> What the task asks: Repeat the listing below in full, exactly as it stands.

* Start Entries shown *

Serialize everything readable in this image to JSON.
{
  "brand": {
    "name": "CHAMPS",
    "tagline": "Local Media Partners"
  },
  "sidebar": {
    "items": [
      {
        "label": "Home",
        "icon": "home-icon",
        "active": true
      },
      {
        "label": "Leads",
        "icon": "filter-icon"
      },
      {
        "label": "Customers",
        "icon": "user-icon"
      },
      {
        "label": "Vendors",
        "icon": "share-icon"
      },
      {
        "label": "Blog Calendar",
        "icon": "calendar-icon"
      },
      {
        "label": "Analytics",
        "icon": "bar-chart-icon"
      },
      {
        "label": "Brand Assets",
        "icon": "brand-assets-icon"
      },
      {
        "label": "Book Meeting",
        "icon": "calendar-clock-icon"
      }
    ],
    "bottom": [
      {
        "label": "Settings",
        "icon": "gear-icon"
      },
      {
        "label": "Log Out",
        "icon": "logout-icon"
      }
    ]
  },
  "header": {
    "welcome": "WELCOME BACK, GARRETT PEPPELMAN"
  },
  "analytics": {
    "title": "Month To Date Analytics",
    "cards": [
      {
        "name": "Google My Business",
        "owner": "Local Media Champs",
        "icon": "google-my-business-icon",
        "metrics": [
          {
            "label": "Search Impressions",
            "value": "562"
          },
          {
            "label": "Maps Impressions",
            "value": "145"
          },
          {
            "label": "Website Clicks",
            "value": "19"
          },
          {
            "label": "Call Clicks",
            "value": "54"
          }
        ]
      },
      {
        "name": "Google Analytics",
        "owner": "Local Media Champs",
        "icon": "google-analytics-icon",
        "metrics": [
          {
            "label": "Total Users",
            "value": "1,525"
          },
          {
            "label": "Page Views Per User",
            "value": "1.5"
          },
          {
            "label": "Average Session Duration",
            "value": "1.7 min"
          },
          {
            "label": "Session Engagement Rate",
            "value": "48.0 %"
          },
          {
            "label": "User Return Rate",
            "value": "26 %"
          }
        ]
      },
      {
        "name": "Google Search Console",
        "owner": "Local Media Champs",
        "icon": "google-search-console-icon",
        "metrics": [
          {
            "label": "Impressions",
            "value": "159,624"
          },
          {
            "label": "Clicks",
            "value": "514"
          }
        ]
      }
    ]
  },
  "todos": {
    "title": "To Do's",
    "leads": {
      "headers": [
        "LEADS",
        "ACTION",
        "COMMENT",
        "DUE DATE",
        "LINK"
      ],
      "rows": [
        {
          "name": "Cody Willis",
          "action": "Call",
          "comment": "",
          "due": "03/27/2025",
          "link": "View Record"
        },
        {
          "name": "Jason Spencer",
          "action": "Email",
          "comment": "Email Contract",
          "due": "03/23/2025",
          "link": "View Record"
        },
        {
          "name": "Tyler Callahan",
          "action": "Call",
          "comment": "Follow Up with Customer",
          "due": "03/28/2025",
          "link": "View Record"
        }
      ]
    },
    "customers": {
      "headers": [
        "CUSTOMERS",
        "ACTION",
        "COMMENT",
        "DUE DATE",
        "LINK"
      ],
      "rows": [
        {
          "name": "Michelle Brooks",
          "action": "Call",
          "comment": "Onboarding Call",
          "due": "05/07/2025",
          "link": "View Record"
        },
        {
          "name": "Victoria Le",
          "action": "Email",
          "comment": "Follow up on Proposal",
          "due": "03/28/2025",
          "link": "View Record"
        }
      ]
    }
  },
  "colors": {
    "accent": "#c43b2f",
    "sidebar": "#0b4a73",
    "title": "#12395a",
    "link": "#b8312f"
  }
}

* End Entries shown *

> The output:
Serialize everything readable in this image to JSON.
{
  "brand": {
    "name": "CHAMPS",
    "tagline": "Local Media Partners"
  },
  "sidebar": {
    "items": [
      {
        "label": "Home",
        "icon": "home-icon",
        "active": true
      },
      {
        "label": "Leads",
        "icon": "filter-icon"
      },
      {
        "label": "Customers",
        "icon": "user-icon"
      },
      {
        "label": "Vendors",
        "icon": "share-icon"
      },
      {
        "label": "Blog Calendar",
        "icon": "calendar-icon"
      },
      {
        "label": "Analytics",
        "icon": "bar-chart-icon"
      },
      {
        "label": "Brand Assets",
        "icon": "brand-assets-icon"
      },
      {
        "label": "Book Meeting",
        "icon": "calendar-clock-icon"
      }
    ],
    "bottom": [
      {
        "label": "Settings",
        "icon": "gear-icon"
      },
      {
        "label": "Log Out",
        "icon": "logout-icon"
      }
    ]
  },
  "header": {
    "welcome": "WELCOME BACK, GARRETT PEPPELMAN"
  },
  "analytics": {
    "title": "Month To Date Analytics",
    "cards": [
      {
        "name": "Google My Business",
        "owner": "Local Media Champs",
        "icon": "google-my-business-icon",
        "metrics": [
          {
            "label": "Search Impressions",
            "value": "562"
          },
          {
            "label": "Maps Impressions",
            "value": "145"
          },
          {
            "label": "Website Clicks",
            "value": "19"
          },
          {
            "label": "Call Clicks",
            "value": "54"
          }
        ]
      },
      {
        "name": "Google Analytics",
        "owner": "Local Media Champs",
        "icon": "google-analytics-icon",
        "metrics": [
          {
            "label": "Total Users",
            "value": "1,525"
          },
          {
            "label": "Page Views Per User",
            "value": "1.5"
          },
          {
            "label": "Average Session Duration",
            "value": "1.7 min"
          },
          {
            "label": "Session Engagement Rate",
            "value": "48.0 %"
          },
          {
            "label": "User Return Rate",
            "value": "26 %"
          }
        ]
      },
      {
        "name": "Google Search Console",
        "owner": "Local Media Champs",
        "icon": "google-search-console-icon",
        "metrics": [
          {
            "label": "Impressions",
            "value": "159,624"
          },
          {
            "label": "Clicks",
            "value": "514"
          }
        ]
      }
    ]
  },
  "todos": {
    "title": "To Do's",
    "leads": {
      "headers": [
        "LEADS",
        "ACTION",
        "COMMENT",
        "DUE DATE",
        "LINK"
      ],
      "rows": [
        {
          "name": "Cody Willis",
          "action": "Call",
          "comment": "",
          "due": "03/27/2025",
          "link": "View Record"
        },
        {
          "name": "Jason Spencer",
          "action": "Email",
          "comment": "Email Contract",
          "due": "03/23/2025",
          "link": "View Record"
        },
        {
          "name": "Tyler Callahan",
          "action": "Call",
          "comment": "Follow Up with Customer",
          "due": "03/28/2025",
          "link": "View Record"
        }
      ]
    },
    "customers": {
      "headers": [
        "CUSTOMERS",
        "ACTION",
        "COMMENT",
        "DUE DATE",
        "LINK"
      ],
      "rows": [
        {
          "name": "Michelle Brooks",
          "action": "Call",
          "comment": "Onboarding Call",
          "due": "05/07/2025",
          "link": "View Record"
        },
        {
          "name": "Victoria Le",
          "action": "Email",
          "comment": "Follow up on Proposal",
          "due": "03/28/2025",
          "link": "View Record"
        }
      ]
    }
  },
  "colors": {
    "accent": "#c43b2f",
    "sidebar": "#0b4a73",
    "title": "#12395a",
    "link": "#b8312f"
  }
}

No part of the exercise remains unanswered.